Dataset entries on figures

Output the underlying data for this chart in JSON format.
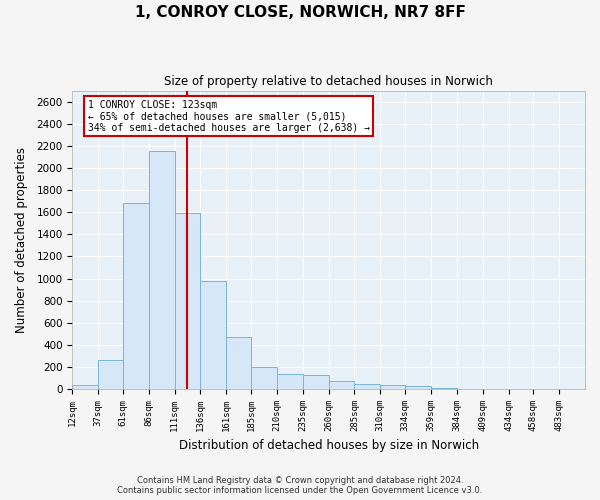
{
  "title": "1, CONROY CLOSE, NORWICH, NR7 8FF",
  "subtitle": "Size of property relative to detached houses in Norwich",
  "xlabel": "Distribution of detached houses by size in Norwich",
  "ylabel": "Number of detached properties",
  "footer_line1": "Contains HM Land Registry data © Crown copyright and database right 2024.",
  "footer_line2": "Contains public sector information licensed under the Open Government Licence v3.0.",
  "annotation_line1": "1 CONROY CLOSE: 123sqm",
  "annotation_line2": "← 65% of detached houses are smaller (5,015)",
  "annotation_line3": "34% of semi-detached houses are larger (2,638) →",
  "bar_color": "#d6e8f7",
  "bar_edge_color": "#7ab4d8",
  "vline_color": "#cc0000",
  "annotation_box_edge_color": "#cc0000",
  "background_color": "#e8f0f8",
  "grid_color": "#ffffff",
  "tick_label_color": "#222222",
  "bin_edges": [
    12,
    37,
    61,
    86,
    111,
    136,
    161,
    185,
    210,
    235,
    260,
    285,
    310,
    334,
    359,
    384,
    409,
    434,
    458,
    483,
    508
  ],
  "bar_heights": [
    40,
    260,
    1680,
    2150,
    1590,
    980,
    470,
    205,
    140,
    125,
    70,
    50,
    40,
    25,
    10,
    5,
    5,
    0,
    5,
    0
  ],
  "vline_x": 123,
  "ylim": [
    0,
    2700
  ],
  "yticks": [
    0,
    200,
    400,
    600,
    800,
    1000,
    1200,
    1400,
    1600,
    1800,
    2000,
    2200,
    2400,
    2600
  ],
  "figsize": [
    6.0,
    5.0
  ],
  "dpi": 100
}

-- WHAT IS ASKED --
Omit the pictures and give the material again, exactly and in full.

-- RESULT OF THIS EXERCISE --
Output the underlying data for this chart in JSON format.
{
  "title": "1, CONROY CLOSE, NORWICH, NR7 8FF",
  "subtitle": "Size of property relative to detached houses in Norwich",
  "xlabel": "Distribution of detached houses by size in Norwich",
  "ylabel": "Number of detached properties",
  "footer_line1": "Contains HM Land Registry data © Crown copyright and database right 2024.",
  "footer_line2": "Contains public sector information licensed under the Open Government Licence v3.0.",
  "annotation_line1": "1 CONROY CLOSE: 123sqm",
  "annotation_line2": "← 65% of detached houses are smaller (5,015)",
  "annotation_line3": "34% of semi-detached houses are larger (2,638) →",
  "bar_color": "#d6e8f7",
  "bar_edge_color": "#7ab4d8",
  "vline_color": "#cc0000",
  "annotation_box_edge_color": "#cc0000",
  "background_color": "#e8f0f8",
  "grid_color": "#ffffff",
  "tick_label_color": "#222222",
  "bin_edges": [
    12,
    37,
    61,
    86,
    111,
    136,
    161,
    185,
    210,
    235,
    260,
    285,
    310,
    334,
    359,
    384,
    409,
    434,
    458,
    483,
    508
  ],
  "bar_heights": [
    40,
    260,
    1680,
    2150,
    1590,
    980,
    470,
    205,
    140,
    125,
    70,
    50,
    40,
    25,
    10,
    5,
    5,
    0,
    5,
    0
  ],
  "vline_x": 123,
  "ylim": [
    0,
    2700
  ],
  "yticks": [
    0,
    200,
    400,
    600,
    800,
    1000,
    1200,
    1400,
    1600,
    1800,
    2000,
    2200,
    2400,
    2600
  ],
  "figsize": [
    6.0,
    5.0
  ],
  "dpi": 100
}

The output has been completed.